[Raw records]
......

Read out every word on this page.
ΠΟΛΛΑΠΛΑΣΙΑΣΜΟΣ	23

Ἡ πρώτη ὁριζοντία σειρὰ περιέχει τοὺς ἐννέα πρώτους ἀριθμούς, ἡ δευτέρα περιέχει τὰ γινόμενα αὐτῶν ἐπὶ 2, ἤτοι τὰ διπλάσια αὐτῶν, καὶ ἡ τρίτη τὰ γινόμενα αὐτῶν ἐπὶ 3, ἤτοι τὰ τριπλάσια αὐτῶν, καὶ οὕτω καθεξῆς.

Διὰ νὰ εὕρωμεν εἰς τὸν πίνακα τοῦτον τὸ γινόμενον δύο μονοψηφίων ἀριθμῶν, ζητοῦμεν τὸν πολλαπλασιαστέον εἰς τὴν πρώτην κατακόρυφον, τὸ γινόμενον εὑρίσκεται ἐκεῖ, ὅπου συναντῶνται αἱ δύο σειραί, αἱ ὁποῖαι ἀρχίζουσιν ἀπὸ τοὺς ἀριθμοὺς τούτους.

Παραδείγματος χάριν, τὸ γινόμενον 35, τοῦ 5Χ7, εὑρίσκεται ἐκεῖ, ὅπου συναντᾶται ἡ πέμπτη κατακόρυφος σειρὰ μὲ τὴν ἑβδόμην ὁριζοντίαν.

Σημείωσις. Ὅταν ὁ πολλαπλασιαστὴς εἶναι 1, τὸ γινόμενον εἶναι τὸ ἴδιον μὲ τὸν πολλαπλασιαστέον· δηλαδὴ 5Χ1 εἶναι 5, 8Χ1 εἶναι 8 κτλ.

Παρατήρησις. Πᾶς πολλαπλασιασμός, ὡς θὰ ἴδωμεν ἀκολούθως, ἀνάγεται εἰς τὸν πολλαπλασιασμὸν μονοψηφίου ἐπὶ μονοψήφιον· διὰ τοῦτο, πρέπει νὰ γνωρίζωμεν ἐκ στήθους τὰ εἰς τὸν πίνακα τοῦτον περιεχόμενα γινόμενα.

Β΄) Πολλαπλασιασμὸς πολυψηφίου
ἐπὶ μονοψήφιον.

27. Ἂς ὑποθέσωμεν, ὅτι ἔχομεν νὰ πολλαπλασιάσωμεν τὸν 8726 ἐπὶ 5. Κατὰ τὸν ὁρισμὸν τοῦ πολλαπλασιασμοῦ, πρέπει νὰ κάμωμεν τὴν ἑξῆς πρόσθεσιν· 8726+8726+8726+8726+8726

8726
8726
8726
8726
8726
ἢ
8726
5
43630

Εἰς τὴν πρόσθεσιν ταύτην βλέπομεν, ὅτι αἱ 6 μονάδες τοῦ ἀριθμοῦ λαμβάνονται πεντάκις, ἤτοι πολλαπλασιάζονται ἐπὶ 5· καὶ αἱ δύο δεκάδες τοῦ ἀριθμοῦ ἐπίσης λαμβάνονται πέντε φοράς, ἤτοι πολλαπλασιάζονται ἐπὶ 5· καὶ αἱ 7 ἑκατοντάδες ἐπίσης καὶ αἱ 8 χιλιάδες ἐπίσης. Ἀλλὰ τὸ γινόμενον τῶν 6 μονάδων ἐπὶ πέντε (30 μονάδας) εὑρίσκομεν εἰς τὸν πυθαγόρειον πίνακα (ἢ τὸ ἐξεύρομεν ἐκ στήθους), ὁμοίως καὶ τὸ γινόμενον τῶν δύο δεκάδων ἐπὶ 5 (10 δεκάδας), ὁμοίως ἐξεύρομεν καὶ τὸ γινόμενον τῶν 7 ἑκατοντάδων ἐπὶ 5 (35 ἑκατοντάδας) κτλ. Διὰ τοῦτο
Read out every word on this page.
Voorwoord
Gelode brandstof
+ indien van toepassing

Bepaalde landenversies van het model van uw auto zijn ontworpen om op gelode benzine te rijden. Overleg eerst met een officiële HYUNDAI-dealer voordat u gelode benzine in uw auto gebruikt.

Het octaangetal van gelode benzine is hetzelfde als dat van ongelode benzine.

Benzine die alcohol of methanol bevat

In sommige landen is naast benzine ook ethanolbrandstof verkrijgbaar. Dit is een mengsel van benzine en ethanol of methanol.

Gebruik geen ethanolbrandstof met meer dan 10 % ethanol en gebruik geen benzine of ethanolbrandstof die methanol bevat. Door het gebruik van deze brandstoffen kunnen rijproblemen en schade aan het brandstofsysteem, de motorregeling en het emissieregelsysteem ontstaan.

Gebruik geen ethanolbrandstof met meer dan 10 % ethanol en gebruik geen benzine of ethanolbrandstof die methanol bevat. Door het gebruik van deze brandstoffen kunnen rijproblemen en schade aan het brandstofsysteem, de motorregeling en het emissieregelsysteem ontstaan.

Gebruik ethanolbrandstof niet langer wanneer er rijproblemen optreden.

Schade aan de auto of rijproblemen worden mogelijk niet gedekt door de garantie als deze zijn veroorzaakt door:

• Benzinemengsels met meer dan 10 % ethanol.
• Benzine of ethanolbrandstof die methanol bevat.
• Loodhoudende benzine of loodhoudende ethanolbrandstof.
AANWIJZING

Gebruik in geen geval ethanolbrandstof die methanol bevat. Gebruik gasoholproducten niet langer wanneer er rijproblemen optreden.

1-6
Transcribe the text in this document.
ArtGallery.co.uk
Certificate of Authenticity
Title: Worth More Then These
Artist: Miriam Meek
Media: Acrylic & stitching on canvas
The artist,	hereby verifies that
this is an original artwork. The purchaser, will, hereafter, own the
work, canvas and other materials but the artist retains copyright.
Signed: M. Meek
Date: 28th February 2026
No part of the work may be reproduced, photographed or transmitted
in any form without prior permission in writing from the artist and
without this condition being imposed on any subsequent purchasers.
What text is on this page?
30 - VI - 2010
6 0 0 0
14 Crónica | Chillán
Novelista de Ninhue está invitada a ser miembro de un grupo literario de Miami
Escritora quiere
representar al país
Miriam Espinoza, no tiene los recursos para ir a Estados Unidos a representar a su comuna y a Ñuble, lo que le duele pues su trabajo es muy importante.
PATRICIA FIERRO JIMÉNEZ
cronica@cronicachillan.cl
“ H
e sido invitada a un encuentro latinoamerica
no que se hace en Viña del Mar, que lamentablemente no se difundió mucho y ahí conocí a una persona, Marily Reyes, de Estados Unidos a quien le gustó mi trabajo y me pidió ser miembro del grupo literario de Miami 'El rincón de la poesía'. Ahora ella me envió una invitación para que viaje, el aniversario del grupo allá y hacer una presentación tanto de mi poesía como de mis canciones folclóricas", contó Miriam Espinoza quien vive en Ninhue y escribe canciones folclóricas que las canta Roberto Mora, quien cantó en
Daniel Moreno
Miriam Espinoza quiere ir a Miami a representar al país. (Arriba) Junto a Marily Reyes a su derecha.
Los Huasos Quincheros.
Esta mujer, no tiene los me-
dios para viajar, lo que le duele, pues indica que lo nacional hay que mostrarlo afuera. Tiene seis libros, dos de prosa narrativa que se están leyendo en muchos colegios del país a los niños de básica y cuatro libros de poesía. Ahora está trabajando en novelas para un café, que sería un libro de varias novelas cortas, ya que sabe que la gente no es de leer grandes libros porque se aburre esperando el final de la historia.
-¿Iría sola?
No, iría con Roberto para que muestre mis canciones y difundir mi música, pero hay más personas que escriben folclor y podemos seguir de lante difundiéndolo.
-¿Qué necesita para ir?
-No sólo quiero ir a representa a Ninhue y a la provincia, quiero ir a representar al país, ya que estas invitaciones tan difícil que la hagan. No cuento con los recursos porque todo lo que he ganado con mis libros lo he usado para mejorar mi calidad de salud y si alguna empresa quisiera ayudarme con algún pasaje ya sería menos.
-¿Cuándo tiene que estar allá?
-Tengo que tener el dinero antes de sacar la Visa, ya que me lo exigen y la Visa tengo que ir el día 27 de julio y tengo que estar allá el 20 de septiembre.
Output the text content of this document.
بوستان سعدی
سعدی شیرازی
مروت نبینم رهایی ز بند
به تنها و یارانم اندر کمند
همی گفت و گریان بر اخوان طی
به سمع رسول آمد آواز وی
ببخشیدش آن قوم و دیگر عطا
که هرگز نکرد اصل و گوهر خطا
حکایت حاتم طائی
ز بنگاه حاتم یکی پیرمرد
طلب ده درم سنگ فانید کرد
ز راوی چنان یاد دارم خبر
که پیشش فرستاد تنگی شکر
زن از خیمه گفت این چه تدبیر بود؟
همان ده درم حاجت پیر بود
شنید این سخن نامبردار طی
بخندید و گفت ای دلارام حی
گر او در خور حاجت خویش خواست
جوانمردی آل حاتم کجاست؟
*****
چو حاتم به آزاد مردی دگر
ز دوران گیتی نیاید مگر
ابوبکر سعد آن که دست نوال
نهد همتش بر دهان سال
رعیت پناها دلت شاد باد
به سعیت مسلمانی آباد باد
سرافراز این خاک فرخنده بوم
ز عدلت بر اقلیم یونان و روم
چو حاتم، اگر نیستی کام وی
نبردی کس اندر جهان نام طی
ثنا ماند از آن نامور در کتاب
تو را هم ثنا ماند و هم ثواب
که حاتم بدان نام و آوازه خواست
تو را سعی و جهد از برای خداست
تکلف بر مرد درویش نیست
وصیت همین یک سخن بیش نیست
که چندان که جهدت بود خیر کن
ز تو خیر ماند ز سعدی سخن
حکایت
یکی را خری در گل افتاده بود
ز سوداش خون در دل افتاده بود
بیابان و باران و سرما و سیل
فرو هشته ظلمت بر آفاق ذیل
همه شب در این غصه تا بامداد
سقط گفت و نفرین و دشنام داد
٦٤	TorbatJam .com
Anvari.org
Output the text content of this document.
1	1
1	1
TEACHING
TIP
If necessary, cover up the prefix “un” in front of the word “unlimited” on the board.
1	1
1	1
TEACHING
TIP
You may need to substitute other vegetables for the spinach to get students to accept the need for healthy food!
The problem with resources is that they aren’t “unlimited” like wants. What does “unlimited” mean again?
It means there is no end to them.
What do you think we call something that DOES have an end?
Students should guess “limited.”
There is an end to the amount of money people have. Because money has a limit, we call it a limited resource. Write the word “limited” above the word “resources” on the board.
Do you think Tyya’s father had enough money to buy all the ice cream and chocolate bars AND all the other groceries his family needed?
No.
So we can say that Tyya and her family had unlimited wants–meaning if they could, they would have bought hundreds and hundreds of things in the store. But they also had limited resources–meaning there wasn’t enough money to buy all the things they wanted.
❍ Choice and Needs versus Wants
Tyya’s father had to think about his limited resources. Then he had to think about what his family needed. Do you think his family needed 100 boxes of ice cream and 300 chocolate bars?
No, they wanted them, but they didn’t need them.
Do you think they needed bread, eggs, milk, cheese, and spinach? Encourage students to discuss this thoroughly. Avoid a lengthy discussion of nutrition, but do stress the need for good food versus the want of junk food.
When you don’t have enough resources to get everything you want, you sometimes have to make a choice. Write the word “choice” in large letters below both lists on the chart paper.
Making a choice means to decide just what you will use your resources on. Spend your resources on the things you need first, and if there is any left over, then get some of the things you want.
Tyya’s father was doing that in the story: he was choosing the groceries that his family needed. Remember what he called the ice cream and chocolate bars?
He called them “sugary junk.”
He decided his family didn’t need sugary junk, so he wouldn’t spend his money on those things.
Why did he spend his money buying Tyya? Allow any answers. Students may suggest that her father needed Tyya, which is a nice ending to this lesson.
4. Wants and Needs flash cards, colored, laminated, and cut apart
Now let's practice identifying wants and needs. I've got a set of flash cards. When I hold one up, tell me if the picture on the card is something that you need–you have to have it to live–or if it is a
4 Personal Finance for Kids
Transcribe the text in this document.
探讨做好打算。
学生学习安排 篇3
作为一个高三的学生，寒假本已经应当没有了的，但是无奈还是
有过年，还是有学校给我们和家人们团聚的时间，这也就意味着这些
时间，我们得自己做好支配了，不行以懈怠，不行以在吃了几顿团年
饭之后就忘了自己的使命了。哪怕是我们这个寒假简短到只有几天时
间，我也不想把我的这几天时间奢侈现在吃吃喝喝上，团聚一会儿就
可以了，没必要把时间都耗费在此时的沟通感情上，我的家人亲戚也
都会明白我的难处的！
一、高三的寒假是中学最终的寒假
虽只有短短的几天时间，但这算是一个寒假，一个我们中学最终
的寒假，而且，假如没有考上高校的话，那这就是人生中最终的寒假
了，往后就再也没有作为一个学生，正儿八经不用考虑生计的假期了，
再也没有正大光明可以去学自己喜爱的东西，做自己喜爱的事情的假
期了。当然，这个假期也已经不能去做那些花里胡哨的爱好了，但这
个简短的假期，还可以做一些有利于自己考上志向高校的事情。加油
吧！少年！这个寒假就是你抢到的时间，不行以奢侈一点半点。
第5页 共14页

......

What is the number of lines in the listing that contain the string "cards"? Reply with that number alone.

### [Solution]
2